## Start Data rows
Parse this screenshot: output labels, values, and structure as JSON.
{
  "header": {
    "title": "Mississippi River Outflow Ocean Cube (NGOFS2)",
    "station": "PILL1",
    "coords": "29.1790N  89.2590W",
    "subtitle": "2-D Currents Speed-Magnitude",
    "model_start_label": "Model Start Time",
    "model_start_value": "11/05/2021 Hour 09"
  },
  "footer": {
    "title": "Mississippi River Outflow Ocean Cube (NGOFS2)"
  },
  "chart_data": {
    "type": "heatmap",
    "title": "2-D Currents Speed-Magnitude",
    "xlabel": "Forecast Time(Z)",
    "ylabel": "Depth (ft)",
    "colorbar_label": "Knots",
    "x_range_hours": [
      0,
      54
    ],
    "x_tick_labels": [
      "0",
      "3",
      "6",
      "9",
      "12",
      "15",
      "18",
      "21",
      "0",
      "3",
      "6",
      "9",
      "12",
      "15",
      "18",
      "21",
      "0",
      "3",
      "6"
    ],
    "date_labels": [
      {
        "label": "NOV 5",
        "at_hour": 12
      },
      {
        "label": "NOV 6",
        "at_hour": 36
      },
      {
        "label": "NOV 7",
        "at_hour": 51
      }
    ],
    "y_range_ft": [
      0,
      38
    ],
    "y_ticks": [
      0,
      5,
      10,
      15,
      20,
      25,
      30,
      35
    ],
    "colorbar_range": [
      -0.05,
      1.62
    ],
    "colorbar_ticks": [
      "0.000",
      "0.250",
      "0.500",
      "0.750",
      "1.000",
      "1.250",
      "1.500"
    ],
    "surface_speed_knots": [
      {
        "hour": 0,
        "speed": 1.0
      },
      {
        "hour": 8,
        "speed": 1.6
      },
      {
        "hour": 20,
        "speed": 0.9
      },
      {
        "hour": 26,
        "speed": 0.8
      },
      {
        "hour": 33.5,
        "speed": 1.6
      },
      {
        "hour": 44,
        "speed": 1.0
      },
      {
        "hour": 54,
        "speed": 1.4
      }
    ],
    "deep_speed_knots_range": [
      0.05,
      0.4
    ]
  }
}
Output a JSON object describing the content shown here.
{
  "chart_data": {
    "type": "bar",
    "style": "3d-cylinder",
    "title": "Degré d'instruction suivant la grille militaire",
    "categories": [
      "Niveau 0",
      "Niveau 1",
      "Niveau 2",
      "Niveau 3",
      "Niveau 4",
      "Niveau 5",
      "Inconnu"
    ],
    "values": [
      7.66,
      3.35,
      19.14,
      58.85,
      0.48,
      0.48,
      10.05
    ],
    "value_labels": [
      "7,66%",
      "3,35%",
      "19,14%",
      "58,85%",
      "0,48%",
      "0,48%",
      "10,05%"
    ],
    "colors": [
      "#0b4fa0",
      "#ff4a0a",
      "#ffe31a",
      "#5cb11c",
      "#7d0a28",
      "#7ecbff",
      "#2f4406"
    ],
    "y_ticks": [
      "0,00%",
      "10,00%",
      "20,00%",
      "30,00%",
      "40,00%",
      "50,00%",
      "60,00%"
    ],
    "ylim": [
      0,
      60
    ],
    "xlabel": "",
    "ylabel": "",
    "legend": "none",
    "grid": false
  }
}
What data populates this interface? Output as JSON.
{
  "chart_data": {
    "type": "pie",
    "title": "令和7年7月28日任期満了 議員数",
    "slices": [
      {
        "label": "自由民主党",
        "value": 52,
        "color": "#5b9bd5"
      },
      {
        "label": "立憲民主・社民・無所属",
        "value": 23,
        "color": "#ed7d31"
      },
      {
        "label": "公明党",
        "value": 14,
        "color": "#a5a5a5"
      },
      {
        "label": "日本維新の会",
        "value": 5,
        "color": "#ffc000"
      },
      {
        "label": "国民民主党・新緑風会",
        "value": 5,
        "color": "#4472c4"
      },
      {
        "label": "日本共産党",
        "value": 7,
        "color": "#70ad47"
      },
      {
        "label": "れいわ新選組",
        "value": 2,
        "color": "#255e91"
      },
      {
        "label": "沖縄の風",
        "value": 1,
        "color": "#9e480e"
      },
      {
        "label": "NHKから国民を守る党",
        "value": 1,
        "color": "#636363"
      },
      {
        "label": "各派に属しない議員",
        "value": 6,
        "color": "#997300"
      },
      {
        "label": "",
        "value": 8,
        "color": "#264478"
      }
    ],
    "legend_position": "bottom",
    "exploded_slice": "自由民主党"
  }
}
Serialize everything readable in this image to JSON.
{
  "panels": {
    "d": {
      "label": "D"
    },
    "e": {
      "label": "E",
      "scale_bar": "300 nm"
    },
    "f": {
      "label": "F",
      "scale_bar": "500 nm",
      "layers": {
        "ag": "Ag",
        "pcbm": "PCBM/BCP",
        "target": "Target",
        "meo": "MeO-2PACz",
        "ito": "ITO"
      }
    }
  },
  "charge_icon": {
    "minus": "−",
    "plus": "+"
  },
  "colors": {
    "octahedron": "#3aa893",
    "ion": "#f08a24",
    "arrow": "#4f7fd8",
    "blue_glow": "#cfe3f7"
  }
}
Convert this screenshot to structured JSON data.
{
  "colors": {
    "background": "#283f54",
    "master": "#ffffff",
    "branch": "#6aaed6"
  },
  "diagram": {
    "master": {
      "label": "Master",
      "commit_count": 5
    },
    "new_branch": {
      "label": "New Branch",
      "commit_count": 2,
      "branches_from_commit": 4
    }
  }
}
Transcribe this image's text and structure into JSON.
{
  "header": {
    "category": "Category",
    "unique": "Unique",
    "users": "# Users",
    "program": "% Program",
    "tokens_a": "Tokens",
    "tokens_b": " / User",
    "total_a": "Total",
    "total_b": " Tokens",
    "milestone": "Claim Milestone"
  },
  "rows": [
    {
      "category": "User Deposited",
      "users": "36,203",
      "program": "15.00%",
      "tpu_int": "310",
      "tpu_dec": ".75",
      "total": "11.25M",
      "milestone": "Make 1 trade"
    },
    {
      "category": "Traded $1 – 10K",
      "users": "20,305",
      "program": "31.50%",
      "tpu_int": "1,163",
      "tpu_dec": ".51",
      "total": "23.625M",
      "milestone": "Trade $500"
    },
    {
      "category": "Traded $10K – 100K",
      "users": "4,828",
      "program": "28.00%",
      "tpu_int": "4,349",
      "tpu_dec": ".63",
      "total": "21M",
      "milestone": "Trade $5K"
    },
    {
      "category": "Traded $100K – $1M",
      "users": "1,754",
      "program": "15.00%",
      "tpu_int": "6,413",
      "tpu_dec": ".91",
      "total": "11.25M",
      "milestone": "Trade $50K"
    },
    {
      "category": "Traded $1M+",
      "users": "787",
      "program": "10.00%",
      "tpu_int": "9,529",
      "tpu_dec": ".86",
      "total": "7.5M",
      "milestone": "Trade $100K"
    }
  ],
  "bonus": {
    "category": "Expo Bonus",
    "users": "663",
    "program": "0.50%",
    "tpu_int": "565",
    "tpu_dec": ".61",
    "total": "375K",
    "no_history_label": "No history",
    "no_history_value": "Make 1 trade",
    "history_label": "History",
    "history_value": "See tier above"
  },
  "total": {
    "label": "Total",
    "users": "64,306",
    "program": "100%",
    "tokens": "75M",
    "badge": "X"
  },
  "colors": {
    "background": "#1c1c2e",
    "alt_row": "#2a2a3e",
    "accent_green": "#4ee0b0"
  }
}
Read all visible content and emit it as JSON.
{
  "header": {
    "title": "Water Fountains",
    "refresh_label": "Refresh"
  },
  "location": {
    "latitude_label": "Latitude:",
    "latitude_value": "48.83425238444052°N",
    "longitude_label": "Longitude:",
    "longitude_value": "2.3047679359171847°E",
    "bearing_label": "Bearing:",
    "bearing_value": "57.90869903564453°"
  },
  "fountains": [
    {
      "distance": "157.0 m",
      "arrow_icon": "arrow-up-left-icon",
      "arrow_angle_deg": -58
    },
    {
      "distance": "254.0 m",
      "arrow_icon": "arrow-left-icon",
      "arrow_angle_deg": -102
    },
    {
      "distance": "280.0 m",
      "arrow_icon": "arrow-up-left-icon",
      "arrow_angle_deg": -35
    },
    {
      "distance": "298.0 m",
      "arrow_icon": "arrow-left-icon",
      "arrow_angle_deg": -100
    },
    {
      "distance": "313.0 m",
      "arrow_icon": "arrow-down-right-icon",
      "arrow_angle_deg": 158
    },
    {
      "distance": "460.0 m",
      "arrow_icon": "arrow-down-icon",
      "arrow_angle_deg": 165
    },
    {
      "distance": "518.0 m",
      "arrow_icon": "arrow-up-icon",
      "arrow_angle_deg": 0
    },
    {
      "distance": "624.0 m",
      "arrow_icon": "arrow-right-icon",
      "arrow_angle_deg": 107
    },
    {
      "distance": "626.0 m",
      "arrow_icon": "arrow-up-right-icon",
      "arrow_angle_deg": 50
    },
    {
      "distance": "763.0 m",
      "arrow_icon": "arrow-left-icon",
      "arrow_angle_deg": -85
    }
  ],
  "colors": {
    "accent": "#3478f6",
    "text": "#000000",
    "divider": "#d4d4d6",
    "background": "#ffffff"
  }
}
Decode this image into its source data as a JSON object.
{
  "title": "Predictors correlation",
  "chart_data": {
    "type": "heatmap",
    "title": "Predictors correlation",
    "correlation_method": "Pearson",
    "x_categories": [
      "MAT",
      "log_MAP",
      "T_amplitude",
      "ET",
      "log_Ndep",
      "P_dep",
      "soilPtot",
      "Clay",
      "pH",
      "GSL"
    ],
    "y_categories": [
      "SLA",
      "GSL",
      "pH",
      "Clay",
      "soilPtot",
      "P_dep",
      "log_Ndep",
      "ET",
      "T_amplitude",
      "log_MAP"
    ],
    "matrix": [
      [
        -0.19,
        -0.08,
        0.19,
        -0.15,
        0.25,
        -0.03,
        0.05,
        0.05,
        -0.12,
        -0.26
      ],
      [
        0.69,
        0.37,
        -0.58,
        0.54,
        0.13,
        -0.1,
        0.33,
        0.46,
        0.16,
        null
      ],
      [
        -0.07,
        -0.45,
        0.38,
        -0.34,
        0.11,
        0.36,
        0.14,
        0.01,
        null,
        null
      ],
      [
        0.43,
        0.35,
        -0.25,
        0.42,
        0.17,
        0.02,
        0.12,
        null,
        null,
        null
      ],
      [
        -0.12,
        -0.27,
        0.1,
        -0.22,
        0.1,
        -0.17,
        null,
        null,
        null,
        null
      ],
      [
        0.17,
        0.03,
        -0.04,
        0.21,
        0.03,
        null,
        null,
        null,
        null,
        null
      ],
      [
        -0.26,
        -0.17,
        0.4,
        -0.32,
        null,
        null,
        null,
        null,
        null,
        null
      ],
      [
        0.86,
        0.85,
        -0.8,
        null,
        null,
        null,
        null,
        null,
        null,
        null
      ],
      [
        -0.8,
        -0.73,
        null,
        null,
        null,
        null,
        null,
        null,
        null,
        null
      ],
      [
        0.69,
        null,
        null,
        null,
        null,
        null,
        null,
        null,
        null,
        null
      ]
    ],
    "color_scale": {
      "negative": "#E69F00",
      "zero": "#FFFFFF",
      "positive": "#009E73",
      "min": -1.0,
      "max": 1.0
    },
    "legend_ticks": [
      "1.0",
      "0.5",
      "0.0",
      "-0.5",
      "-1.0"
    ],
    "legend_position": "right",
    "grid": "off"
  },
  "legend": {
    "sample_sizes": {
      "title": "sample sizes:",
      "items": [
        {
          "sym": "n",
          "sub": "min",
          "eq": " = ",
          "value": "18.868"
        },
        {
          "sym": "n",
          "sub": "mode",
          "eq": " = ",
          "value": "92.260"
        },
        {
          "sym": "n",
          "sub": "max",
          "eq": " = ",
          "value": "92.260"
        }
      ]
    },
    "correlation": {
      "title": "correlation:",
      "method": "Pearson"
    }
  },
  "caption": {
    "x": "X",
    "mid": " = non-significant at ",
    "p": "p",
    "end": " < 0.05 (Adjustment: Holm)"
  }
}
## End Data rows
[Requirements] Every line above that contains the word "Ocean" should be reported.

[The completed task]
    "title": "Mississippi River Outflow Ocean Cube (NGOFS2)",
    "title": "Mississippi River Outflow Ocean Cube (NGOFS2)"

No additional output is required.